**WRITTEN PROBLEM 1**:
In the family memoir, copy out the passage from "The agricultural school" to "coast (see Exodus)." verbatim.
**WRITTEN PROBLEM 2**:
According to the family memoir, at which two cities did the grandmother's boat stop after she left Odessa?

**DOCUMENT**:
——————
Her sister Hannah followed her to Switzerland, but her goals were to learn agronomy, to be used when Jews were allowed to own land and be able to farm.  At the same time, she wanted women to be equal in all ways to men, so once in Palestine, she set up an agricultural school for women.  My grandmother embarked on her own to join her there, traveling by train to Oddessa where she saw the sea for the first time, then taking a boat that made stops in Istanbul and Alexandria.  

The agricultural school was in the north, and the story goes that their two beaus, both intellectuals, one a writer, the other a mathematician, rode to visit them one Saturday in a donkey cart to marry them.  My grandfather Avram was a mathematician, and he had followed her from Russia, already in love.  They eventually settled in Tel-Aviv, in what became a street in the center city, with a lemon tree in the back I still remember.  Avram became a high school math teacher, and the parent who cooked and took care of the daily household after school.  Leah decided that agronomy might not be so practical for women who were the caretakers of the next generation, so she set up craft cooperatives, where they could learn a craft and have a place to sell what they could produce from home. She organized rescue efforts during the war, as Jews jumped off boats off the coast (see Exodus).
——————
**PROVIDED MATERIAL**:
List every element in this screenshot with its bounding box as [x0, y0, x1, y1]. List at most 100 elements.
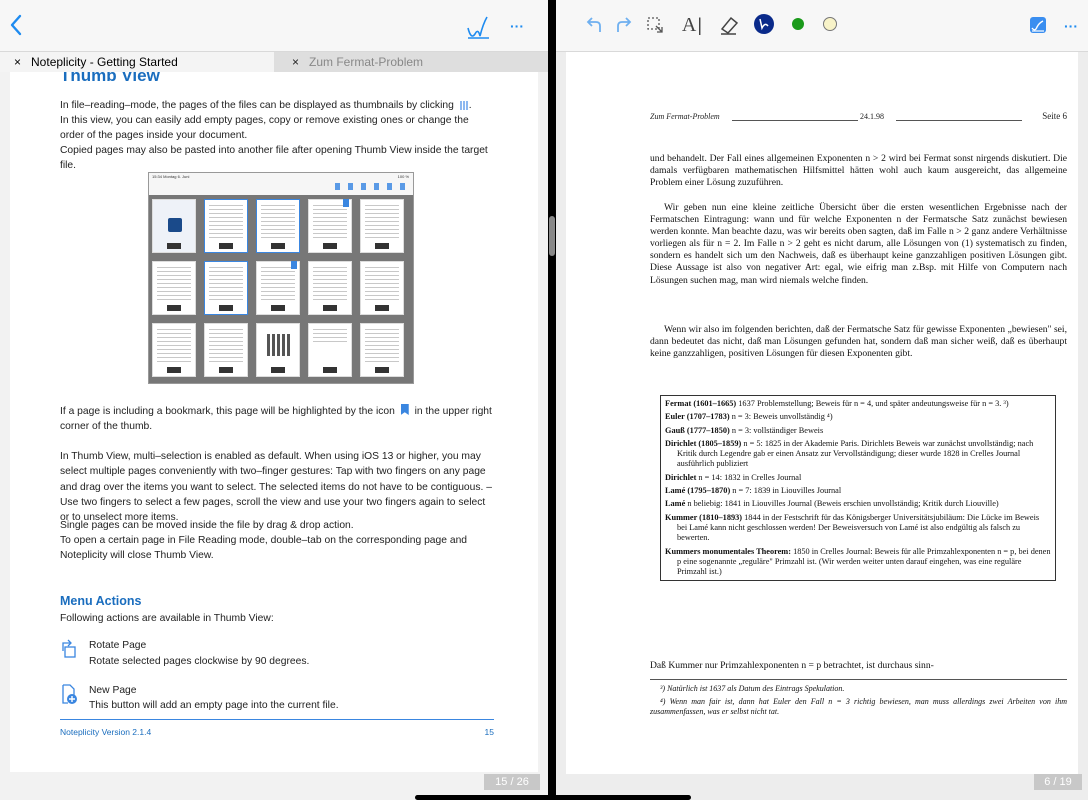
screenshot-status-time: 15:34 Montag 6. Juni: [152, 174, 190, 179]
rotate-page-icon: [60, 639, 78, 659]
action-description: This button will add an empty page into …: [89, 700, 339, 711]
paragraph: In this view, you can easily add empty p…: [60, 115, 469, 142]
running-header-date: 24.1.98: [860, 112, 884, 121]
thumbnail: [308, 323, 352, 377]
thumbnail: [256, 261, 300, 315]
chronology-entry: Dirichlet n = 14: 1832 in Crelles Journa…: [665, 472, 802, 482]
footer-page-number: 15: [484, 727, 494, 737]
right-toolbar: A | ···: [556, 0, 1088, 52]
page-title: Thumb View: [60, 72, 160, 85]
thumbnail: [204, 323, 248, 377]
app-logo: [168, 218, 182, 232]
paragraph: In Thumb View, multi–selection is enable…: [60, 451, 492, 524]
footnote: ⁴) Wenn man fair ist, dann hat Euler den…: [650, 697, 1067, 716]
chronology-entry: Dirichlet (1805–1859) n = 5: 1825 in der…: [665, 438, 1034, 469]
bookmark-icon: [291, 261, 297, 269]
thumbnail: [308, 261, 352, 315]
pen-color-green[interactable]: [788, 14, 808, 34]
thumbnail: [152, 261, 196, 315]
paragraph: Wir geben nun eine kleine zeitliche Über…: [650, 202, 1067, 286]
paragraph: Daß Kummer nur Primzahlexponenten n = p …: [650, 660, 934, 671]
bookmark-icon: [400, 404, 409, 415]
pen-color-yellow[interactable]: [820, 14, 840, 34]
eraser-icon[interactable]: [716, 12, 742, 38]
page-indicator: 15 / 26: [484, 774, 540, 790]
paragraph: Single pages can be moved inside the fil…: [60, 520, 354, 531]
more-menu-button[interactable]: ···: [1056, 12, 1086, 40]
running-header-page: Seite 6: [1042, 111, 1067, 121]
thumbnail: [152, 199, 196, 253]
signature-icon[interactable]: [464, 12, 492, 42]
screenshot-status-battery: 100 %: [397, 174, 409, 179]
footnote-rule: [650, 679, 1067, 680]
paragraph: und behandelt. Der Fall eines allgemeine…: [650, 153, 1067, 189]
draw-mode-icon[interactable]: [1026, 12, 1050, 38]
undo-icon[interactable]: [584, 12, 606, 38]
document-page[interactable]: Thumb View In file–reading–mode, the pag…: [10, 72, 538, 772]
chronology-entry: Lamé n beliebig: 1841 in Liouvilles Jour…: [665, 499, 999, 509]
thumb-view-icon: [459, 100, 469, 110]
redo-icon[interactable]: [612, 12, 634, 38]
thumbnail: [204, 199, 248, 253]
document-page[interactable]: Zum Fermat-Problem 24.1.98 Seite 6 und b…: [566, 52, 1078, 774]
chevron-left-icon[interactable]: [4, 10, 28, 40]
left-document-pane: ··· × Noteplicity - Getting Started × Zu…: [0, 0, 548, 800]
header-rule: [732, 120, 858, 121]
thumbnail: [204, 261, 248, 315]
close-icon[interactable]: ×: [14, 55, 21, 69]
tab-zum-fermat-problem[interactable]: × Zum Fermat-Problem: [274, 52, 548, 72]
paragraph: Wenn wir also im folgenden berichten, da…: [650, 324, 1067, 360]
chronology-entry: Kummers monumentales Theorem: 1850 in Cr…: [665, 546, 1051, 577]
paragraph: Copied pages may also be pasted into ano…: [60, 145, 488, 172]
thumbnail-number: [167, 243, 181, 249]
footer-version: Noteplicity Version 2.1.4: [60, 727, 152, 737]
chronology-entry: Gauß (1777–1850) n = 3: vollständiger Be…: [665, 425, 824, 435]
——————
**SOLUTION 1**:
The agricultural school was in the north, and the story goes that their two beaus, both intellectuals, one a writer, the other a mathematician, rode to visit them one Saturday in a donkey cart to marry them.  My grandfather Avram was a mathematician, and he had followed her from Russia, already in love.  They eventually settled in Tel-Aviv, in what became a street in the center city, with a lemon tree in the back I still remember.  Avram became a high school math teacher, and the parent who cooked and took care of the daily household after school.  Leah decided that agronomy might not be so practical for women who were the caretakers of the next generation, so she set up craft cooperatives, where they could learn a craft and have a place to sell what they could produce from home. She organized rescue efforts during the war, as Jews jumped off boats off the coast (see Exodus).

**SOLUTION 2**:
Istanbul and Alexandria.